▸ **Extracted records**
:::

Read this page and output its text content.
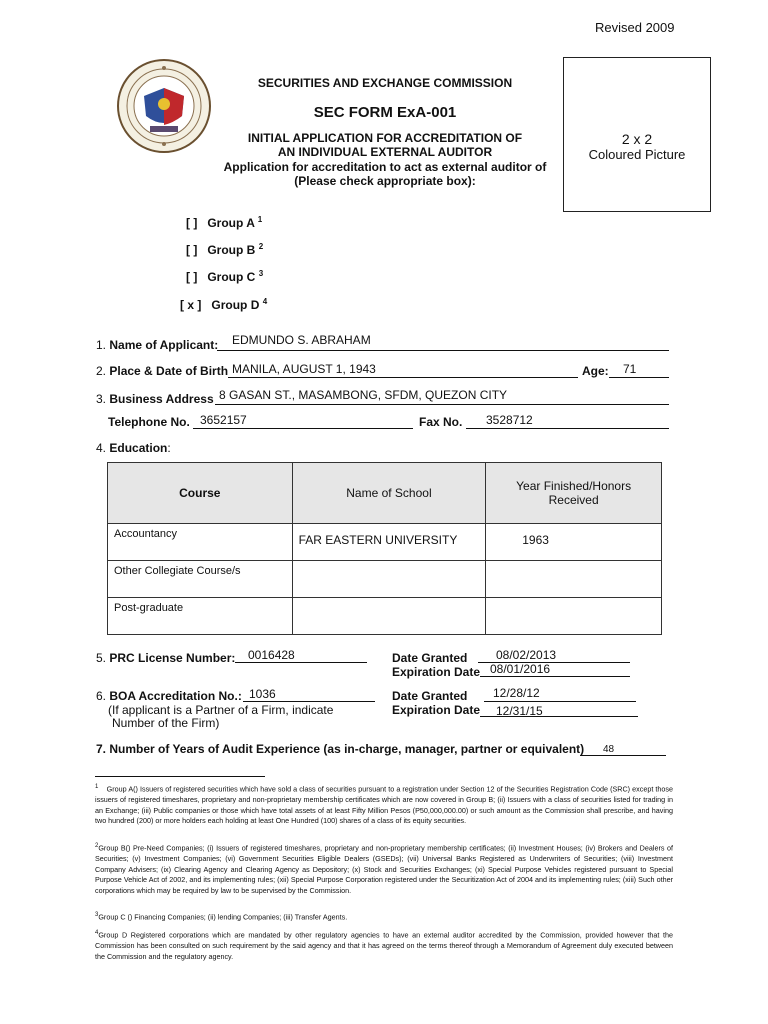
Revised 2009
SECURITIES AND EXCHANGE COMMISSION
SEC FORM ExA-001
INITIAL APPLICATION FOR ACCREDITATION OF
AN INDIVIDUAL EXTERNAL AUDITOR
Application for accreditation to act as external auditor of
(Please check appropriate box):
2 x 2
Coloured Picture
[ ] Group A $^1$
[ ] Group B $^2$
[ ] Group C $^3$
[ x ] Group D $^4$
1. Name of Applicant: EDMUNDO S. ABRAHAM
2. Place & Date of Birth MANILA, AUGUST 1, 1943	Age: 71
3. Business Address 8 GASAN ST., MASAMBONG, SFDM, QUEZON CITY
Telephone No. 3652157	Fax No. 3528712
4. Education:
Course	Name of School	Year Finished/Honors Received
Accountancy	FAR EASTERN UNIVERSITY	1963
Other Collegiate Course/s		
Post-graduate		
5. PRC License Number: 0016428	Date Granted 08/02/2013
Expiration Date 08/01/2016
6. BOA Accreditation No.: 1036
(If applicant is a Partner of a Firm, indicate
Number of the Firm)
Date Granted 12/28/12
Expiration Date 12/31/15
7. Number of Years of Audit Experience (as in-charge, manager, partner or equivalent) 48
$^1$ Group A() Issuers of registered securities which have sold a class of securities pursuant to a registration under Section 12 of the Securities Registration Code (SRC) except those issuers of registered timeshares, proprietary and non-proprietary membership certificates which are now covered in Group B; (ii) Issuers with a class of securities listed for trading in an Exchange; (iii) Public companies or those which have total assets of at least Fifty Million Pesos (P50,000,000.00) or such amount as the Commission shall prescribe, and having two hundred (200) or more holders each holding at least One Hundred (100) shares of a class of its equity securities.
$^2$Group B() Pre-Need Companies; (i) Issuers of registered timeshares, proprietary and non-proprietary membership certificates; (ii) Investment Houses; (iv) Brokers and Dealers of Securities; (v) Investment Companies; (vi) Government Securities Eligible Dealers (GSEDs); (vii) Universal Banks Registered as Underwriters of Securities; (viii) Investment Company Advisers; (ix) Clearing Agency and Clearing Agency as Depository; (x) Stock and Securities Exchanges; (xi) Special Purpose Vehicles registered pursuant to Special Purpose Vehicle Act of 2002, and its implementing rules; (xii) Special Purpose Corporation registered under the Securitization Act of 2004 and its implementing rules; (xiii) Such other corporations which may be required by law to be supervised by the Commission.
$^3$Group C () Financing Companies; (ii) lending Companies; (iii) Transfer Agents.
$^4$Group D Registered corporations which are mandated by other regulatory agencies to have an external auditor accredited by the Commission, provided however that the Commission has been consulted on such requirement by the said agency and that it has agreed on the terms thereof through a Memorandum of Agreement duly executed between the Commission and the regulatory agency.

:::

▸ **GIVEN PROBLEM**
From the data above, copy each line that holds "Firm".

▸ **ANSWER TO THIS TASK**
(If applicant is a Partner of a Firm, indicate
Number of the Firm)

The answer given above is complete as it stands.